--- Start of LISTED RECORDS ---

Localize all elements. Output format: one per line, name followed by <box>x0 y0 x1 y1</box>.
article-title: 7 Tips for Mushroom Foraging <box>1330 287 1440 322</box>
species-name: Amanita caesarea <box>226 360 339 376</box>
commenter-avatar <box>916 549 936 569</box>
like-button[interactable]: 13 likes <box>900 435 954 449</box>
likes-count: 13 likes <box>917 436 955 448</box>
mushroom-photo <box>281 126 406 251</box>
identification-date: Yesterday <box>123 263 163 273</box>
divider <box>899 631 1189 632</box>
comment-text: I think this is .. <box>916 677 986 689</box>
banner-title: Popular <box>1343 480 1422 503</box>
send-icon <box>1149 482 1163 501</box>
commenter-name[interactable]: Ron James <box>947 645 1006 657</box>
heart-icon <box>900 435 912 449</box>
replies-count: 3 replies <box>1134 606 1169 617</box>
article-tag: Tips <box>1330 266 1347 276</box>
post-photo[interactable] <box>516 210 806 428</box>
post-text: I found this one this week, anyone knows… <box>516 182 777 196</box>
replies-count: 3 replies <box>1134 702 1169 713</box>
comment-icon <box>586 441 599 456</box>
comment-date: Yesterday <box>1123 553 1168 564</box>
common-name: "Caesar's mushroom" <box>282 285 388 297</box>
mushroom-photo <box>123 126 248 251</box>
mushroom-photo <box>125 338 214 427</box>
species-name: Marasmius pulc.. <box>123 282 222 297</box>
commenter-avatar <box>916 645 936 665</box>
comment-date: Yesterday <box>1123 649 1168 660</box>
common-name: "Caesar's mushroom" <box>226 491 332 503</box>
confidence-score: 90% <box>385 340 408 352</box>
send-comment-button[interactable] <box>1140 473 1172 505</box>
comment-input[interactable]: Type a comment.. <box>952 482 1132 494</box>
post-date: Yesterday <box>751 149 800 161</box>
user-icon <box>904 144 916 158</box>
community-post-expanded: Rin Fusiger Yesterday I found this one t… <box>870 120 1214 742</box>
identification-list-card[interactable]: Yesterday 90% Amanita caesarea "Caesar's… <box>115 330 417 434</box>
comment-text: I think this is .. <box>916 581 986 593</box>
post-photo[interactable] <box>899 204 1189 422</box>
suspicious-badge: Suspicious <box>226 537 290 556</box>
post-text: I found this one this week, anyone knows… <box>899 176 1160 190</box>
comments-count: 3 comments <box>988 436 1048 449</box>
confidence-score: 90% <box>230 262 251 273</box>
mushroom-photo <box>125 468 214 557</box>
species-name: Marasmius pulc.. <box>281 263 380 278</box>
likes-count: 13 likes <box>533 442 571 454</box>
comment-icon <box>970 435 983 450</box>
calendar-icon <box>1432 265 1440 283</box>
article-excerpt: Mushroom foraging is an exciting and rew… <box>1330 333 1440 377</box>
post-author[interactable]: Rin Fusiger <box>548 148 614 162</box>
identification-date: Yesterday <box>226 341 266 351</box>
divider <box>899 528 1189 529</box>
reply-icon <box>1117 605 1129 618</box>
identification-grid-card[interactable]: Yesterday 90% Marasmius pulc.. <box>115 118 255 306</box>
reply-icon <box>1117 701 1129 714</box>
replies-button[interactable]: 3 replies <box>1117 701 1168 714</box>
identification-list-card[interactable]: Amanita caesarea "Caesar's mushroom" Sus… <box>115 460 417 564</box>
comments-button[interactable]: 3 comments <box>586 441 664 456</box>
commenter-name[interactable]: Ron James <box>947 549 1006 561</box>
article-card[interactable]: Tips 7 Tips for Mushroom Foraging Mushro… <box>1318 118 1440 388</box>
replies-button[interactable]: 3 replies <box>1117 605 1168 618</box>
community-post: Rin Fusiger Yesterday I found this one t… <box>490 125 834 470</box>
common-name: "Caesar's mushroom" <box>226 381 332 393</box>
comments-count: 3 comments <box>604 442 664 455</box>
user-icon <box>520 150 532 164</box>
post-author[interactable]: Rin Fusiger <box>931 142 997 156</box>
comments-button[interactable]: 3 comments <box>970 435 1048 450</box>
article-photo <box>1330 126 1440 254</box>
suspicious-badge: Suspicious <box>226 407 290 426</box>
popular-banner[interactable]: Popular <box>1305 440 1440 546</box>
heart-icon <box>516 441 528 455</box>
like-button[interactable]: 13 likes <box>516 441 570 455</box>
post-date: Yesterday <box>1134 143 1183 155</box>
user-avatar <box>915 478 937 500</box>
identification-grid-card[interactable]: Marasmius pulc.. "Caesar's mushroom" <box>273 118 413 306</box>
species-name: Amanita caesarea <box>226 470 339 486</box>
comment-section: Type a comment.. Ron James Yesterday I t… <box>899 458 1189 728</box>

--- End of LISTED RECORDS ---

THE TASK
Swap every "Caesar's mushroom" in the rows above for "Caesar's amanita", and write out all the rows again with nothing else changed.

RESPONSE TO THE TASK
Localize all elements. Output format: one per line, name followed by <box>x0 y0 x1 y1</box>.
article-title: 7 Tips for Mushroom Foraging <box>1330 287 1440 322</box>
species-name: Amanita caesarea <box>226 360 339 376</box>
commenter-avatar <box>916 549 936 569</box>
like-button[interactable]: 13 likes <box>900 435 954 449</box>
likes-count: 13 likes <box>917 436 955 448</box>
mushroom-photo <box>281 126 406 251</box>
identification-date: Yesterday <box>123 263 163 273</box>
divider <box>899 631 1189 632</box>
comment-text: I think this is .. <box>916 677 986 689</box>
banner-title: Popular <box>1343 480 1422 503</box>
send-icon <box>1149 482 1163 501</box>
commenter-name[interactable]: Ron James <box>947 645 1006 657</box>
heart-icon <box>900 435 912 449</box>
replies-count: 3 replies <box>1134 606 1169 617</box>
article-tag: Tips <box>1330 266 1347 276</box>
post-photo[interactable] <box>516 210 806 428</box>
post-text: I found this one this week, anyone knows… <box>516 182 777 196</box>
replies-count: 3 replies <box>1134 702 1169 713</box>
comment-icon <box>586 441 599 456</box>
comment-date: Yesterday <box>1123 553 1168 564</box>
common-name: "Caesar's amanita" <box>282 285 388 297</box>
mushroom-photo <box>123 126 248 251</box>
mushroom-photo <box>125 338 214 427</box>
species-name: Marasmius pulc.. <box>123 282 222 297</box>
commenter-avatar <box>916 645 936 665</box>
comment-date: Yesterday <box>1123 649 1168 660</box>
common-name: "Caesar's amanita" <box>226 491 332 503</box>
confidence-score: 90% <box>385 340 408 352</box>
send-comment-button[interactable] <box>1140 473 1172 505</box>
comment-input[interactable]: Type a comment.. <box>952 482 1132 494</box>
post-date: Yesterday <box>751 149 800 161</box>
user-icon <box>904 144 916 158</box>
community-post-expanded: Rin Fusiger Yesterday I found this one t… <box>870 120 1214 742</box>
identification-list-card[interactable]: Yesterday 90% Amanita caesarea "Caesar's… <box>115 330 417 434</box>
comment-text: I think this is .. <box>916 581 986 593</box>
post-photo[interactable] <box>899 204 1189 422</box>
suspicious-badge: Suspicious <box>226 537 290 556</box>
post-text: I found this one this week, anyone knows… <box>899 176 1160 190</box>
comments-count: 3 comments <box>988 436 1048 449</box>
confidence-score: 90% <box>230 262 251 273</box>
mushroom-photo <box>125 468 214 557</box>
species-name: Marasmius pulc.. <box>281 263 380 278</box>
likes-count: 13 likes <box>533 442 571 454</box>
comment-icon <box>970 435 983 450</box>
calendar-icon <box>1432 265 1440 283</box>
article-excerpt: Mushroom foraging is an exciting and rew… <box>1330 333 1440 377</box>
post-author[interactable]: Rin Fusiger <box>548 148 614 162</box>
identification-date: Yesterday <box>226 341 266 351</box>
divider <box>899 528 1189 529</box>
reply-icon <box>1117 605 1129 618</box>
identification-grid-card[interactable]: Yesterday 90% Marasmius pulc.. <box>115 118 255 306</box>
reply-icon <box>1117 701 1129 714</box>
replies-button[interactable]: 3 replies <box>1117 701 1168 714</box>
identification-list-card[interactable]: Amanita caesarea "Caesar's amanita" Sus… <box>115 460 417 564</box>
comments-button[interactable]: 3 comments <box>586 441 664 456</box>
commenter-name[interactable]: Ron James <box>947 549 1006 561</box>
article-card[interactable]: Tips 7 Tips for Mushroom Foraging Mushro… <box>1318 118 1440 388</box>
replies-button[interactable]: 3 replies <box>1117 605 1168 618</box>
community-post: Rin Fusiger Yesterday I found this one t… <box>490 125 834 470</box>
common-name: "Caesar's amanita" <box>226 381 332 393</box>
comments-count: 3 comments <box>604 442 664 455</box>
user-icon <box>520 150 532 164</box>
post-author[interactable]: Rin Fusiger <box>931 142 997 156</box>
comments-button[interactable]: 3 comments <box>970 435 1048 450</box>
article-photo <box>1330 126 1440 254</box>
suspicious-badge: Suspicious <box>226 407 290 426</box>
popular-banner[interactable]: Popular <box>1305 440 1440 546</box>
heart-icon <box>516 441 528 455</box>
like-button[interactable]: 13 likes <box>516 441 570 455</box>
post-date: Yesterday <box>1134 143 1183 155</box>
user-avatar <box>915 478 937 500</box>
identification-grid-card[interactable]: Marasmius pulc.. "Caesar's amanita" <box>273 118 413 306</box>
species-name: Amanita caesarea <box>226 470 339 486</box>
comment-section: Type a comment.. Ron James Yesterday I t… <box>899 458 1189 728</box>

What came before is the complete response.